* _Task_
Collect all lines containing the word "ylabel" from the data.

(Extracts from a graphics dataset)
========================================

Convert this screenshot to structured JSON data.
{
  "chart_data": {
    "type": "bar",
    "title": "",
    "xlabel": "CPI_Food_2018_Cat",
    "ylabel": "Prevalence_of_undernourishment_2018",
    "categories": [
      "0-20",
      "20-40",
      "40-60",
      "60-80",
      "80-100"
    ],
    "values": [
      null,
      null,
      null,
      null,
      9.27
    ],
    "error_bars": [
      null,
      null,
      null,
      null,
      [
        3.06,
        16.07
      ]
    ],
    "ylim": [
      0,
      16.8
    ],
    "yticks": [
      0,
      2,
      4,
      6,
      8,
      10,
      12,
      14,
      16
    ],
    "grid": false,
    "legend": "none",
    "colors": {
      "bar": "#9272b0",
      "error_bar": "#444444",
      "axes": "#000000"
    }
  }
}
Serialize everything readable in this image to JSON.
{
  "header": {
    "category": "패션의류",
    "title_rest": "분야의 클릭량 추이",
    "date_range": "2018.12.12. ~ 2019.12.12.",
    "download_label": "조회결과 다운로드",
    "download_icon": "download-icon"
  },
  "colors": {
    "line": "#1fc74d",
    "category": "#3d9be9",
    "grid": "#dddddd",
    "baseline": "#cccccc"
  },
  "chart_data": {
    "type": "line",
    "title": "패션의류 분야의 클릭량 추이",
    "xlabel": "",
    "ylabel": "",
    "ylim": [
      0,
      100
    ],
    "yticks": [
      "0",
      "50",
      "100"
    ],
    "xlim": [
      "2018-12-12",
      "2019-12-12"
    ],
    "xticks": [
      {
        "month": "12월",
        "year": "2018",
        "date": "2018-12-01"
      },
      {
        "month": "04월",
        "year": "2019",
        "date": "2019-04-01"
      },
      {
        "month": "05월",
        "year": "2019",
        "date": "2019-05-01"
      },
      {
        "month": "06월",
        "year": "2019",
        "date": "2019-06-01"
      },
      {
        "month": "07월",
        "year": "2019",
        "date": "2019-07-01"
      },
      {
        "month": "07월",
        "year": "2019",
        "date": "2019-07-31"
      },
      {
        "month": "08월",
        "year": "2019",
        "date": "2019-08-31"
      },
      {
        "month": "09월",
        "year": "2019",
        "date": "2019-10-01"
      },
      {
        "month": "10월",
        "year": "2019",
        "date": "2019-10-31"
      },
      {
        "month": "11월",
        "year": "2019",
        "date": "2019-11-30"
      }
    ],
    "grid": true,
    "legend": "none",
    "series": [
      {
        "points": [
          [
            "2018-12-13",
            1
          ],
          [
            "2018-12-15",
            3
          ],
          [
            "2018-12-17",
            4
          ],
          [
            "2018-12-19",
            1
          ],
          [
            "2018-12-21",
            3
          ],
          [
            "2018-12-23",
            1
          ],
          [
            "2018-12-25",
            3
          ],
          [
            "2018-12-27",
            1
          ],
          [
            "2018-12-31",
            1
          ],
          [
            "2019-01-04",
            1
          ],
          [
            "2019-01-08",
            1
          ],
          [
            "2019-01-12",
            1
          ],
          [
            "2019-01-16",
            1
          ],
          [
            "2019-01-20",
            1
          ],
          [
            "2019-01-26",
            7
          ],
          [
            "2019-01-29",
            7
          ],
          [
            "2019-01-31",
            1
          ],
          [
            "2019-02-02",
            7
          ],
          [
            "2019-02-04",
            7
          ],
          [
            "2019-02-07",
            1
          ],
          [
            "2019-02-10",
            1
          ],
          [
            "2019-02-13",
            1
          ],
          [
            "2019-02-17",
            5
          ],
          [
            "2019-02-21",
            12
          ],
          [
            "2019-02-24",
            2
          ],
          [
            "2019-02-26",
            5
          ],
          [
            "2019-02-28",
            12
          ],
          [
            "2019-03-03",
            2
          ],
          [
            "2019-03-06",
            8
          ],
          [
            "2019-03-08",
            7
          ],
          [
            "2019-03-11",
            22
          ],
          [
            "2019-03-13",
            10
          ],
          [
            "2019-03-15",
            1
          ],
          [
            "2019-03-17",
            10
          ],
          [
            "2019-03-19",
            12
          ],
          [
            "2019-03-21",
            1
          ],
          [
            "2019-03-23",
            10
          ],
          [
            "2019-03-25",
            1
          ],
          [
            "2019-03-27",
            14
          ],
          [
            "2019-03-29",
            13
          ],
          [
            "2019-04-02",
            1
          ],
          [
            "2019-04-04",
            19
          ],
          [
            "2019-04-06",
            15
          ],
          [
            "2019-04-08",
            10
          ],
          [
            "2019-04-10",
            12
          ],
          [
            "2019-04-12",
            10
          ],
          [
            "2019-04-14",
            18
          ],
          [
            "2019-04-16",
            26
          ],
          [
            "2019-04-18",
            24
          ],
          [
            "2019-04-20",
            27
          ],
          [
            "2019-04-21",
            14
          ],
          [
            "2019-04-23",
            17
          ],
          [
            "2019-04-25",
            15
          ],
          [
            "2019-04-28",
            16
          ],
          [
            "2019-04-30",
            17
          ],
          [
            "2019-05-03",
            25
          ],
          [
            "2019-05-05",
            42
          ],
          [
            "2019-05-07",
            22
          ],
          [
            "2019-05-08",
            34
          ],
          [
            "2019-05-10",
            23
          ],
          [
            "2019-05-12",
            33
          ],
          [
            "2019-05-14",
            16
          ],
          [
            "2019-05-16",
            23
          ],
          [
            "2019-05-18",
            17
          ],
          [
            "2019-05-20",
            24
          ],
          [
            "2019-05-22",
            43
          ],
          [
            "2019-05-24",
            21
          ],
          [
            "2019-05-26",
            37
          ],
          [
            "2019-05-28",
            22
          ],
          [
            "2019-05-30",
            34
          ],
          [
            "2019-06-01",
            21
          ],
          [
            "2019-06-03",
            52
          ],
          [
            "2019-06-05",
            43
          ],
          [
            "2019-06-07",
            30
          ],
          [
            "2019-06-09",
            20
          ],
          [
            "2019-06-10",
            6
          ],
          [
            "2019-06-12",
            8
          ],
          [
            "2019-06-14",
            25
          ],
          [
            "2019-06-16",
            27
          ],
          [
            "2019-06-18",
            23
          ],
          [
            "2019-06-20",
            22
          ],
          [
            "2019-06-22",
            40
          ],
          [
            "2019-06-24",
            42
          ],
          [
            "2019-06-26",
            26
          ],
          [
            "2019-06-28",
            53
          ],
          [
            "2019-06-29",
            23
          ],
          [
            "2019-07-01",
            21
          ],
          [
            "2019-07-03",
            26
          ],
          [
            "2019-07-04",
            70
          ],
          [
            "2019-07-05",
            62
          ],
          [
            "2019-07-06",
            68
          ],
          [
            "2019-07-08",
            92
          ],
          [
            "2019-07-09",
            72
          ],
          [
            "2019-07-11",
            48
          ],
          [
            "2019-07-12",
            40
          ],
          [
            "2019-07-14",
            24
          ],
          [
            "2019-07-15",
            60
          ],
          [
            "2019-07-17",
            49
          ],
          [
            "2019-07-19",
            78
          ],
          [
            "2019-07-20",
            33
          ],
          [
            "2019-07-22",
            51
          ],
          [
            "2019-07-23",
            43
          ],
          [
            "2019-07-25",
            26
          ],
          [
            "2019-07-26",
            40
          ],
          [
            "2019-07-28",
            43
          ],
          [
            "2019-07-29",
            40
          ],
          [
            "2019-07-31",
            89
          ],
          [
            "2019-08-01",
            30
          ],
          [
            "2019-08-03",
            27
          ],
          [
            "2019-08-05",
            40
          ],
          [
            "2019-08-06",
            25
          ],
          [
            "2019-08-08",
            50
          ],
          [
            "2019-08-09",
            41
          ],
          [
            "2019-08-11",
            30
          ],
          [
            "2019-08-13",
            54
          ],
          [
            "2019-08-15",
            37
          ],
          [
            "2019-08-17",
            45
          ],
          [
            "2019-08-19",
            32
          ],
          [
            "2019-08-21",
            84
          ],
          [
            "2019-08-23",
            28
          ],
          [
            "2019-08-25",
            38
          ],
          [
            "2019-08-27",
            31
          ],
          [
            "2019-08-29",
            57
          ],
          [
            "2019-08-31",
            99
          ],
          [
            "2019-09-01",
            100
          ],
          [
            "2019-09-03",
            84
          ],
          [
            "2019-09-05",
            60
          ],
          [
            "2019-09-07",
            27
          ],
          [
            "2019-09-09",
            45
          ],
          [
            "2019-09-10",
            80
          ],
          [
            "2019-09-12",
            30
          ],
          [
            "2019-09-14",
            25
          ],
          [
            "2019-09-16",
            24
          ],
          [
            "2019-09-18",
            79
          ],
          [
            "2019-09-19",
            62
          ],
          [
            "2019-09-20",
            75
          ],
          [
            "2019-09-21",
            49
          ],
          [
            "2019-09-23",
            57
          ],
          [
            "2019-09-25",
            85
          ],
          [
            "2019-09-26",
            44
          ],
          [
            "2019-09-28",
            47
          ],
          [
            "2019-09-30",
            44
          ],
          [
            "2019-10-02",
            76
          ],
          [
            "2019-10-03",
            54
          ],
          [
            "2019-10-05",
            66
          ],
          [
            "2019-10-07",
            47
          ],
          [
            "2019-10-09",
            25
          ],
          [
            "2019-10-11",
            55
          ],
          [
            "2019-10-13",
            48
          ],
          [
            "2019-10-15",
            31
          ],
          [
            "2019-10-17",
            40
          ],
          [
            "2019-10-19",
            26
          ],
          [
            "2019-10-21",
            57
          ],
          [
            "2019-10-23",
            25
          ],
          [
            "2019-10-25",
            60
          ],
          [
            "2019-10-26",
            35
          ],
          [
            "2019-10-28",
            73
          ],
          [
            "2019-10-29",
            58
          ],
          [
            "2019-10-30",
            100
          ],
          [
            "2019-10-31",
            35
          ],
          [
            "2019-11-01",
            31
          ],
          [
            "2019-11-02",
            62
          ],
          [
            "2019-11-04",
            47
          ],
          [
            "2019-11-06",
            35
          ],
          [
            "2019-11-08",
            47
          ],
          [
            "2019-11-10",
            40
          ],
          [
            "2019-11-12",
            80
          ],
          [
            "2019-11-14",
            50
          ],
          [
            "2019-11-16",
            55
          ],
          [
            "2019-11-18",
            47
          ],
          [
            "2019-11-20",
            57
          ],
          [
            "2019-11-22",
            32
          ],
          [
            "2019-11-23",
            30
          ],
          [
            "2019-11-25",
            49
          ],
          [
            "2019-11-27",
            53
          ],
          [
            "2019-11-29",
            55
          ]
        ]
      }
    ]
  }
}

========================================

* _Reply to the exercise_
    "ylabel": "Prevalence_of_undernourishment_2018",
    "ylabel": "",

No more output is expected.